> [What is needed]: Which lines in the entries below contain the word "Primary"? Return each of those lines in full.

Dataset excerpt
◇ ◇ ◇ ◇ ◇

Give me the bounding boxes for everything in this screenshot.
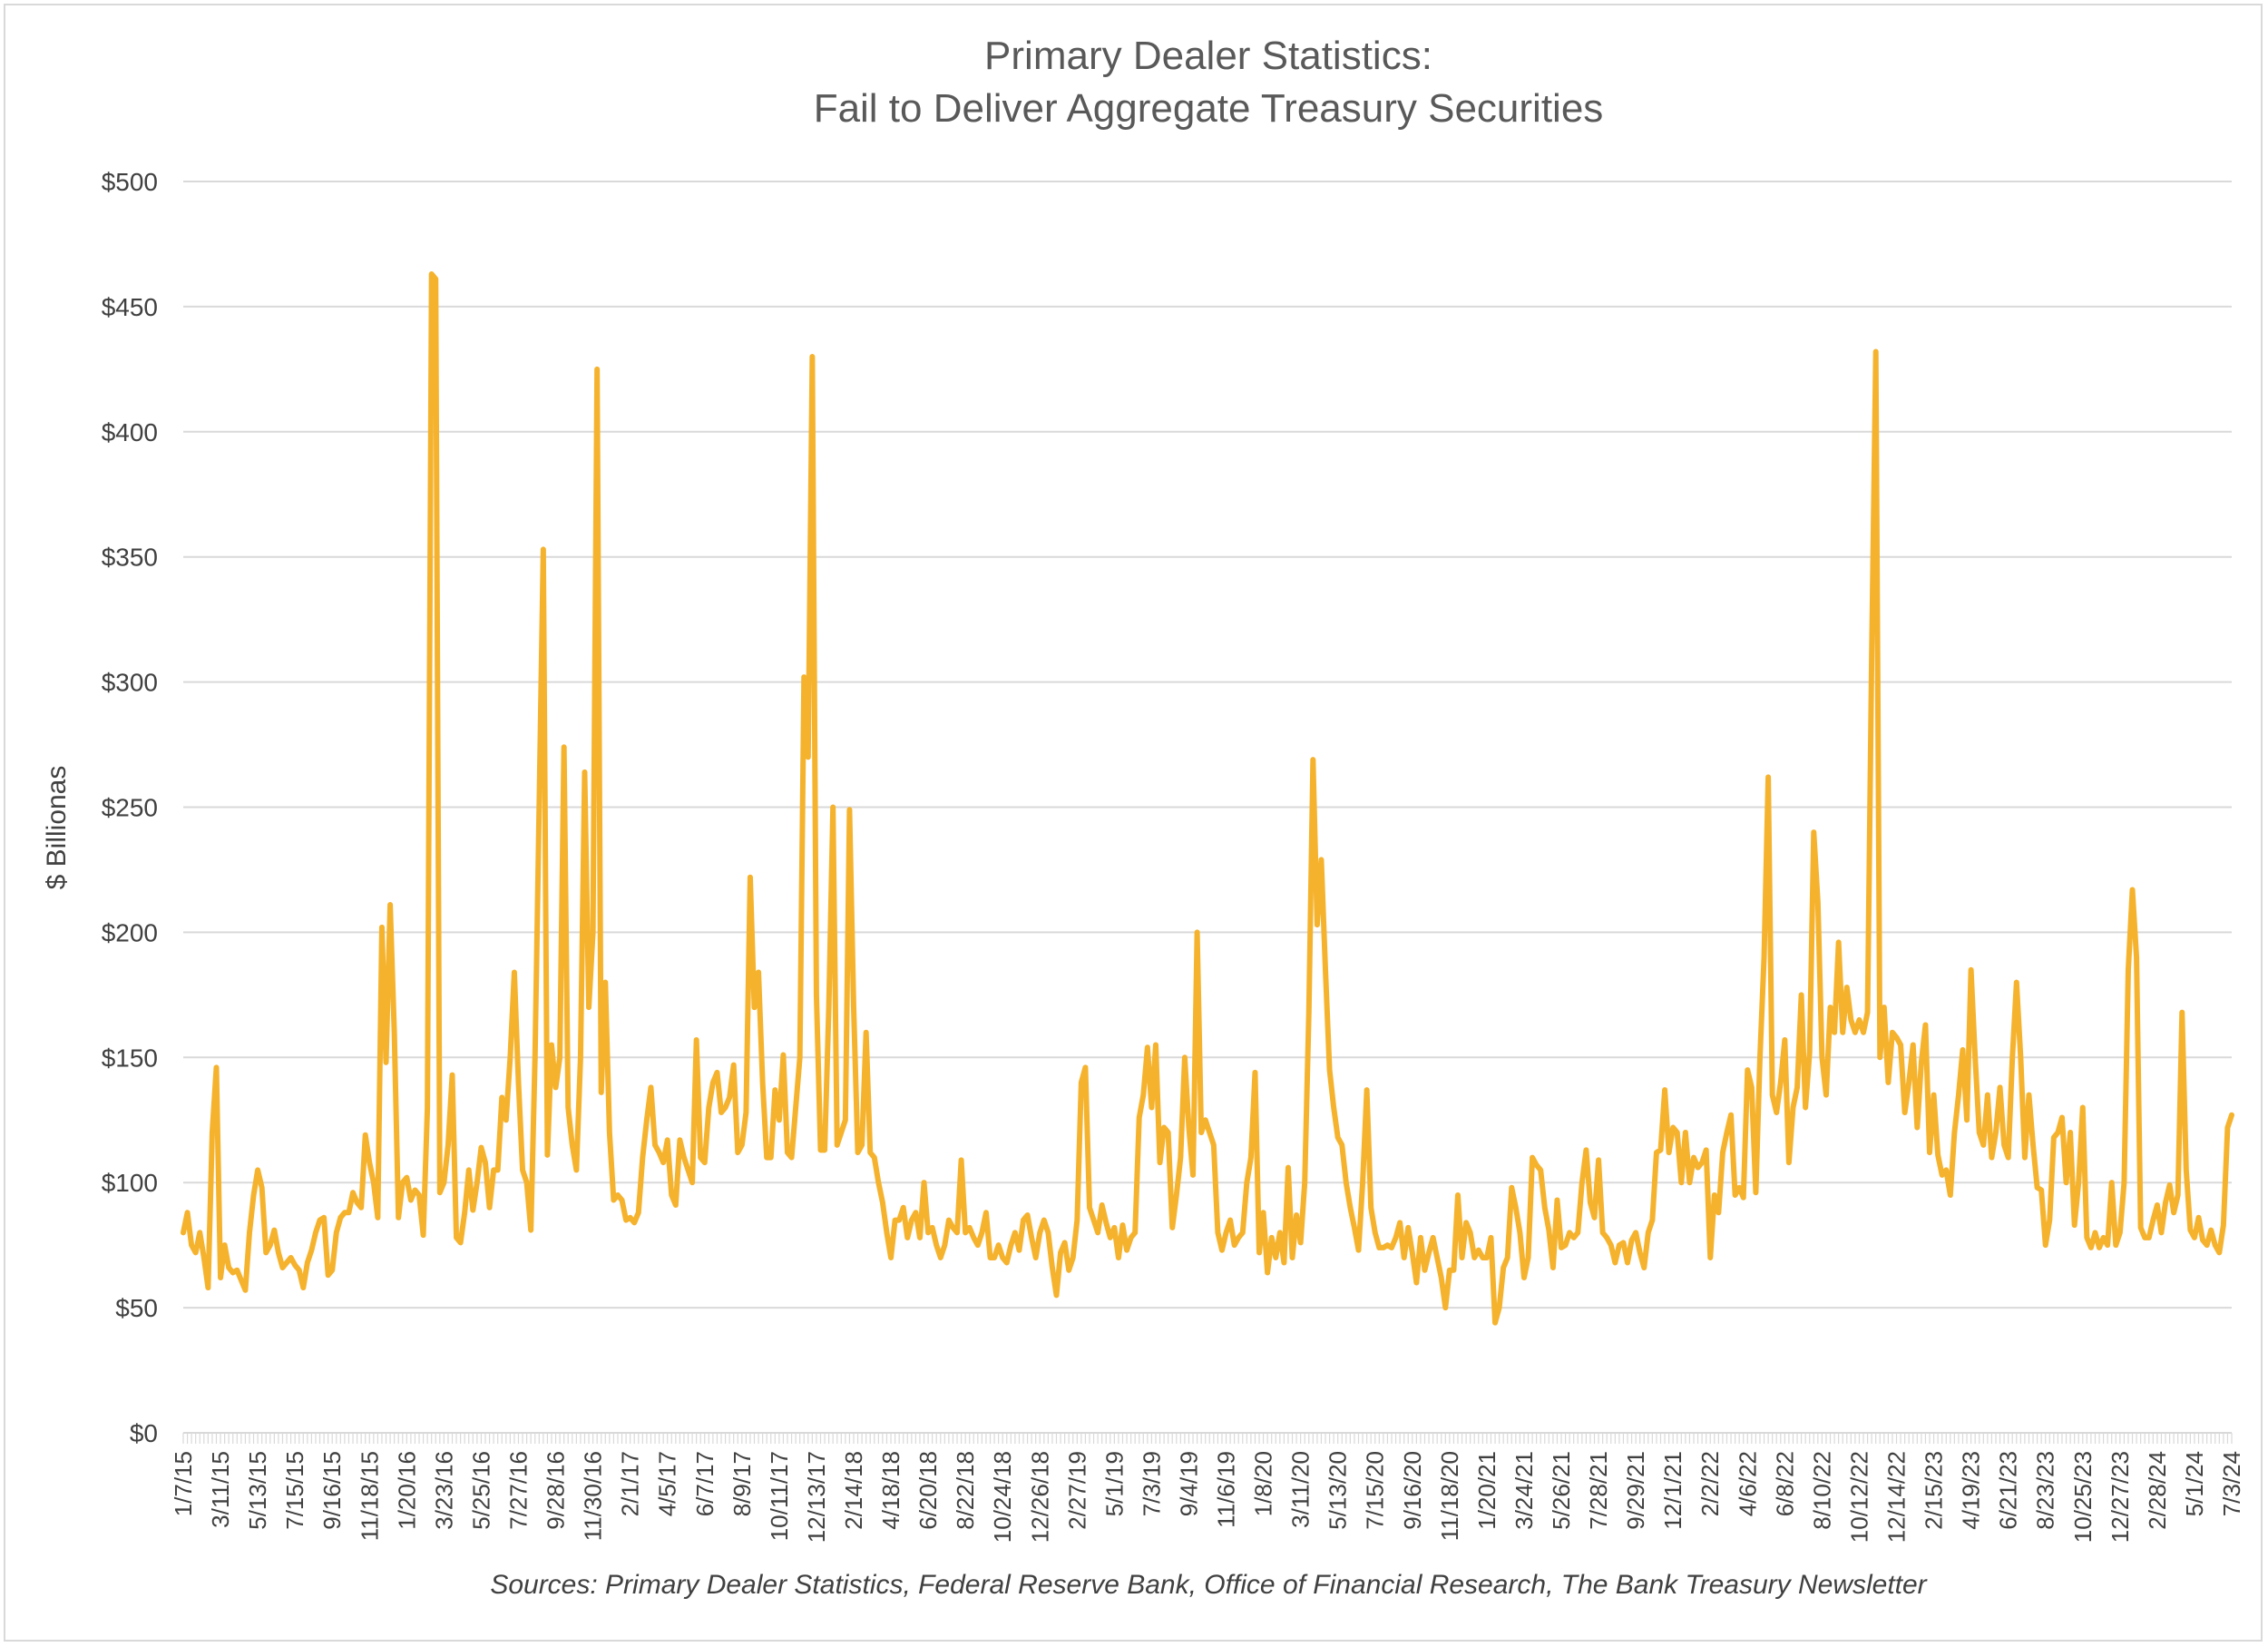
x-tick-label: 2/27/19 [1063,1451,1090,1530]
x-minor-ticks [182,1433,2233,1444]
x-tick-label: 9/16/15 [318,1451,346,1530]
x-tick-label: 1/7/15 [170,1451,197,1516]
x-tick-label: 4/18/18 [877,1451,904,1530]
x-tick-label: 7/15/15 [281,1451,308,1530]
x-tick-label: 12/26/18 [1026,1451,1053,1543]
x-tick-label: 9/4/19 [1176,1451,1203,1516]
x-tick-label: 10/24/18 [989,1451,1016,1543]
x-tick-label: 10/25/23 [2069,1451,2097,1543]
x-tick-label: 11/18/20 [1436,1451,1463,1541]
x-tick-label: 4/6/22 [1734,1451,1761,1516]
x-tick-label: 10/11/17 [766,1451,793,1541]
x-tick-label: 3/11/15 [207,1451,234,1528]
source-note: Sources: Primary Dealer Statistics, Fede… [490,1570,1927,1600]
x-tick-label: 1/8/20 [1250,1451,1277,1516]
x-tick-label: 2/15/23 [1921,1451,1948,1530]
x-tick-label: 6/8/22 [1771,1451,1798,1516]
x-axis-ticks: 1/7/15 3/11/15 5/13/15 7/15/15 9/16/15 11/18/… [170,1432,2245,1543]
y-tick-label: $500 [102,168,158,196]
y-tick-label: $100 [102,1169,158,1197]
x-tick-label: 4/5/17 [654,1451,681,1516]
x-tick-label: 11/30/16 [580,1451,607,1541]
x-tick-label: 10/12/22 [1846,1451,1873,1543]
x-tick-label: 5/26/21 [1548,1451,1575,1530]
y-tick-label: $200 [102,918,158,946]
y-tick-label: $450 [102,293,158,321]
x-tick-label: 12/14/22 [1883,1451,1911,1543]
y-tick-label: $300 [102,669,158,697]
series-line [181,271,2234,1326]
x-tick-label: 5/1/19 [1100,1451,1128,1516]
x-tick-label: 2/1/17 [617,1451,644,1516]
x-tick-label: 7/3/24 [2218,1451,2245,1516]
y-tick-label: $250 [102,794,158,822]
chart-title-line: Primary Dealer Statistics: [984,34,1432,78]
x-tick-label: 5/13/15 [244,1451,271,1530]
x-tick-label: 9/29/21 [1622,1451,1649,1530]
x-tick-label: 9/28/16 [543,1451,570,1530]
x-tick-label: 11/6/19 [1213,1451,1240,1528]
x-tick-label: 8/10/22 [1808,1451,1835,1530]
gridlines [183,181,2232,1434]
x-tick-label: 3/23/16 [430,1451,457,1530]
x-tick-label: 6/21/23 [1995,1451,2022,1530]
x-tick-label: 5/13/20 [1325,1451,1352,1530]
x-tick-label: 7/27/16 [505,1451,533,1530]
x-tick-label: 8/23/23 [2032,1451,2059,1530]
x-tick-label: 2/14/18 [840,1451,867,1530]
x-tick-label: 8/22/18 [952,1451,979,1530]
y-axis-label: $ Billionas [42,766,72,890]
y-tick-label: $150 [102,1044,158,1072]
x-tick-label: 3/11/20 [1287,1451,1315,1528]
chart-frame: Primary Dealer Statistics: Fail to Delive… [4,4,2263,1642]
x-tick-label: 7/3/19 [1138,1451,1165,1516]
x-tick-label: 5/25/16 [467,1451,494,1530]
x-tick-label: 12/1/21 [1659,1451,1686,1530]
x-tick-label: 12/13/17 [803,1451,830,1543]
y-tick-label: $50 [115,1294,158,1322]
x-tick-label: 6/7/17 [691,1451,719,1516]
x-tick-label: 9/16/20 [1399,1451,1426,1530]
y-tick-label: $350 [102,544,158,572]
chart-title: Primary Dealer Statistics: Fail to Delive… [814,34,1604,131]
x-tick-label: 8/9/17 [728,1451,756,1516]
x-tick-label: 7/15/20 [1362,1451,1389,1530]
x-tick-label: 2/28/24 [2144,1451,2171,1530]
x-tick-label: 12/27/23 [2107,1451,2134,1543]
x-tick-label: 1/20/21 [1473,1451,1501,1530]
x-tick-label: 2/2/22 [1696,1451,1724,1516]
x-tick-label: 11/18/15 [356,1451,383,1541]
x-tick-label: 1/20/16 [393,1451,420,1530]
line-chart: Primary Dealer Statistics: Fail to Delive… [42,34,2245,1600]
y-axis-ticks: $0 $50 $100 $150 $200 $250 $300 $350 $400 $450 $50… [102,168,158,1447]
x-tick-label: 3/24/21 [1510,1451,1538,1530]
chart-title-line: Fail to Deliver Aggregate Treasury Secur… [814,86,1604,131]
y-tick-label: $0 [130,1419,158,1447]
x-tick-label: 4/19/23 [1958,1451,1985,1530]
series-lines [181,271,2234,1326]
y-tick-label: $400 [102,418,158,446]
x-tick-label: 6/20/18 [914,1451,942,1530]
x-tick-label: 5/1/24 [2181,1451,2208,1516]
x-tick-label: 7/28/21 [1585,1451,1612,1530]
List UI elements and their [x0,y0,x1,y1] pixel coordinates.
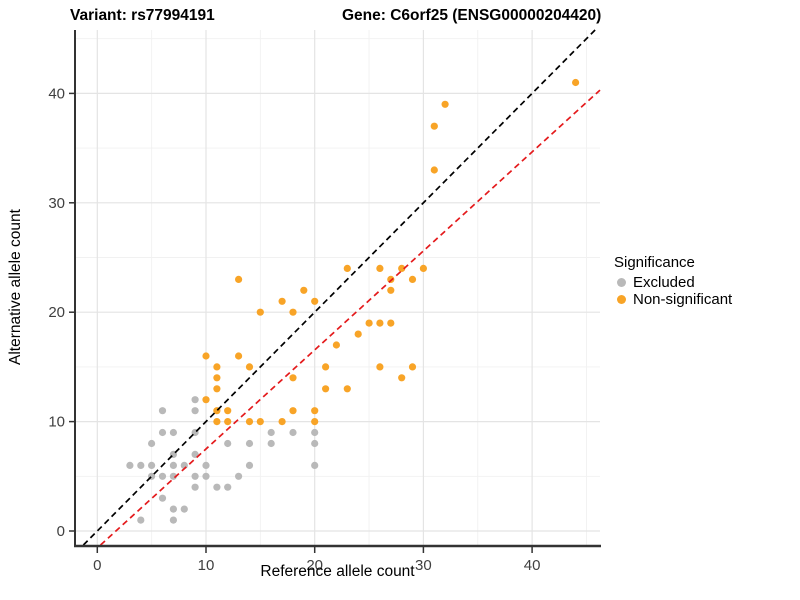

◇ ◇ ◇ ◇ ◇

> [Result for this exercise]:
source-note: Sources: Primary Dealer Statistics, Fede… [490,1570,1927,1600]
chart-title-line: Primary Dealer Statistics: [984,34,1432,78]
chart-frame: Primary Dealer Statistics: Fail to Delive… [4,4,2263,1642]
chart-title: Primary Dealer Statistics: Fail to Delive… [814,34,1604,131]
line-chart: Primary Dealer Statistics: Fail to Delive… [42,34,2245,1600]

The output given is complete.